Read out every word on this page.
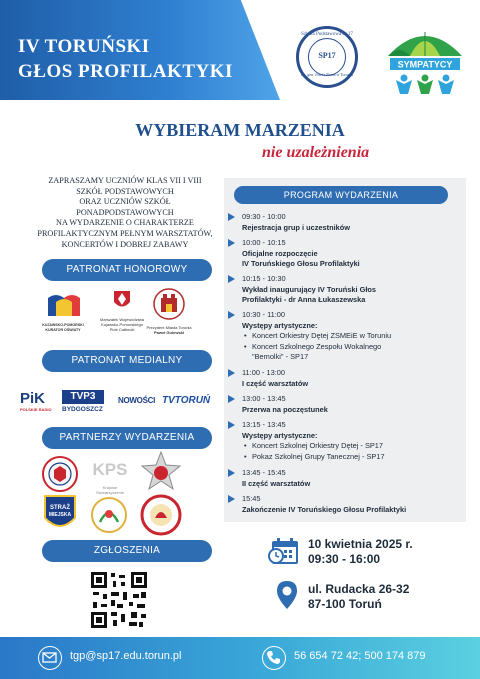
IV TORUŃSKI
GŁOS PROFILAKTYKI
Szkoła Podstawowa nr 17
SP17
im. gen. Józefa Bema w Toruniu
SYMPATYCY
WYBIERAM MARZENIA
nie uzależnienia
ZAPRASZAMY UCZNIÓW KLAS VII I VIII
SZKÓŁ PODSTAWOWYCH
ORAZ UCZNIÓW SZKÓŁ PONADPODSTAWOWYCH
NA WYDARZENIE O CHARAKTERZE
PROFILAKTYCZNYM PEŁNYM WARSZTATÓW,
KONCERTÓW I DOBREJ ZABAWY
PATRONAT HONOROWY
KUJAWSKO-POMORSKI KURATOR OŚWIATY
Marszałek Województwa
Kujawsko-Pomorskiego
Piotr Całbecki	Prezydent Miasta Torunia
Paweł Gulewski
PATRONAT MEDIALNY
PiK
POLSKIE RADIO
TVP3
BYDGOSZCZ
NOWOŚCI TVTORUŃ
PARTNERZY WYDARZENIA
KPS
Krajowe Stowarzyszenie
STRAŻ
MIEJSKA
ZGŁOSZENIA
PROGRAM WYDARZENIA
09:30 - 10:00
Rejestracja grup i uczestników
10:00 - 10:15
Oficjalne rozpoczęcie
IV Toruńskiego Głosu Profilaktyki
10:15 - 10:30
Wykład inaugurujący IV Toruński Głos
Profilaktyki - dr Anna Łukaszewska
10:30 - 11:00
Występy artystyczne:
• Koncert Orkiestry Dętej ZSMEiE w Toruniu
• Koncert Szkolnego Zespołu Wokalnego
"Bemolki" - SP17
11:00 - 13:00
I część warsztatów
13:00 - 13:45
Przerwa na poczęstunek
13:15 - 13:45
Występy artystyczne:
• Koncert Szkolnej Orkiestry Dętej - SP17
• Pokaz Szkolnej Grupy Tanecznej - SP17
13:45 - 15:45
II część warsztatów
15:45
Zakończenie IV Toruńskiego Głosu Profilaktyki
10 kwietnia 2025 r.
09:30 - 16:00
ul. Rudacka 26-32
87-100 Toruń
tgp@sp17.edu.torun.pl	56 654 72 42; 500 174 879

• [Task requirements]
Copy out all the records exactly, excluding pictures.

• [Worked answer]
Read out every word on this page.
IV TORUŃSKI
GŁOS PROFILAKTYKI
Szkoła Podstawowa nr 17
SP17
im. gen. Józefa Bema w Toruniu
SYMPATYCY
WYBIERAM MARZENIA
nie uzależnienia
ZAPRASZAMY UCZNIÓW KLAS VII I VIII
SZKÓŁ PODSTAWOWYCH
ORAZ UCZNIÓW SZKÓŁ PONADPODSTAWOWYCH
NA WYDARZENIE O CHARAKTERZE
PROFILAKTYCZNYM PEŁNYM WARSZTATÓW,
KONCERTÓW I DOBREJ ZABAWY
PATRONAT HONOROWY
KUJAWSKO-POMORSKI KURATOR OŚWIATY
Marszałek Województwa
Kujawsko-Pomorskiego
Piotr Całbecki	Prezydent Miasta Torunia
Paweł Gulewski
PATRONAT MEDIALNY
PiK
POLSKIE RADIO
TVP3
BYDGOSZCZ
NOWOŚCI TVTORUŃ
PARTNERZY WYDARZENIA
KPS
Krajowe Stowarzyszenie
STRAŻ
MIEJSKA
ZGŁOSZENIA
PROGRAM WYDARZENIA
09:30 - 10:00
Rejestracja grup i uczestników
10:00 - 10:15
Oficjalne rozpoczęcie
IV Toruńskiego Głosu Profilaktyki
10:15 - 10:30
Wykład inaugurujący IV Toruński Głos
Profilaktyki - dr Anna Łukaszewska
10:30 - 11:00
Występy artystyczne:
• Koncert Orkiestry Dętej ZSMEiE w Toruniu
• Koncert Szkolnego Zespołu Wokalnego
"Bemolki" - SP17
11:00 - 13:00
I część warsztatów
13:00 - 13:45
Przerwa na poczęstunek
13:15 - 13:45
Występy artystyczne:
• Koncert Szkolnej Orkiestry Dętej - SP17
• Pokaz Szkolnej Grupy Tanecznej - SP17
13:45 - 15:45
II część warsztatów
15:45
Zakończenie IV Toruńskiego Głosu Profilaktyki
10 kwietnia 2025 r.
09:30 - 16:00
ul. Rudacka 26-32
87-100 Toruń
tgp@sp17.edu.torun.pl	56 654 72 42; 500 174 879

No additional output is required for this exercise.